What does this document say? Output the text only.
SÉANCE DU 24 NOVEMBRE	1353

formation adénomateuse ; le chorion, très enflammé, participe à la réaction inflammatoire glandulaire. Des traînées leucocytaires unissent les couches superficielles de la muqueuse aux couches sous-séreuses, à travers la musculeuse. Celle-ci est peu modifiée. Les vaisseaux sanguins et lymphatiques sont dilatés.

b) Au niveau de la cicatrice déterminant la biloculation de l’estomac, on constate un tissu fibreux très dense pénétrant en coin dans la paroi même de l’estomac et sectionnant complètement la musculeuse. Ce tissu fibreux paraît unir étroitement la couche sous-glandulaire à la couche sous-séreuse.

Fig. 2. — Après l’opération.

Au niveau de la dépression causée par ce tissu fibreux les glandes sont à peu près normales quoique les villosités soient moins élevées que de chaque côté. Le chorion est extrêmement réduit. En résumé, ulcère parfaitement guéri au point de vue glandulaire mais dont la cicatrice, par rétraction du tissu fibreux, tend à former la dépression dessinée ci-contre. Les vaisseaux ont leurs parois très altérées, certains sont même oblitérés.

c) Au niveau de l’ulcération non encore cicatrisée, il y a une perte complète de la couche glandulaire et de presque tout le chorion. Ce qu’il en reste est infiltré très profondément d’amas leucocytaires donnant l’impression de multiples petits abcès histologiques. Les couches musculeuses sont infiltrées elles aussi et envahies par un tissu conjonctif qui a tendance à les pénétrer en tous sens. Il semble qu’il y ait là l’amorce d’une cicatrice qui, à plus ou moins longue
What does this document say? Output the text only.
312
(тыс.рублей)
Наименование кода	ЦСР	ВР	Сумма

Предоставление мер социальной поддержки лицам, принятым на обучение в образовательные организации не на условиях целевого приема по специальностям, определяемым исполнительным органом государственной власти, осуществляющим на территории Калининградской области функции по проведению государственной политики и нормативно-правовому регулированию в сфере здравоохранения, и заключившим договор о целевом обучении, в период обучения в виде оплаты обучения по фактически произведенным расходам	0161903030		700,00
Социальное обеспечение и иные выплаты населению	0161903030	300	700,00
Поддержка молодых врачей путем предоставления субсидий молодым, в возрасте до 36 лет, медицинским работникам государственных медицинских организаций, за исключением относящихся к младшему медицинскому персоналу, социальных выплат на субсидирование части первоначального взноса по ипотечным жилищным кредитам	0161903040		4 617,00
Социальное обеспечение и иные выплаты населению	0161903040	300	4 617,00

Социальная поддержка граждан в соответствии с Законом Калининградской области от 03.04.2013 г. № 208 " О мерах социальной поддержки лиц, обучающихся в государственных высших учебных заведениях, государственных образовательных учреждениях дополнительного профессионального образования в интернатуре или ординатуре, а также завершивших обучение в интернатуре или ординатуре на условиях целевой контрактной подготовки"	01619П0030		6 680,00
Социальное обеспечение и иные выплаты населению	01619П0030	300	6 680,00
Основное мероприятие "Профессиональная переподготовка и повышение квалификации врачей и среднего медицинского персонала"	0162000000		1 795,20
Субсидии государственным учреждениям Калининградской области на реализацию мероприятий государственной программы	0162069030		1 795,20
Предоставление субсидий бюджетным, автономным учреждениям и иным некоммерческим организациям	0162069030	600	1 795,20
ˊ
= = =
### WHAT YOU ARE ASKED TO DO
Find the word "населению" in the data and show each line that holds it.

### TASK RESPONSE
Социальное обеспечение и иные выплаты населению	0161903030	300	700,00
Социальное обеспечение и иные выплаты населению	0161903040	300	4 617,00
Социальное обеспечение и иные выплаты населению	01619П0030	300	6 680,00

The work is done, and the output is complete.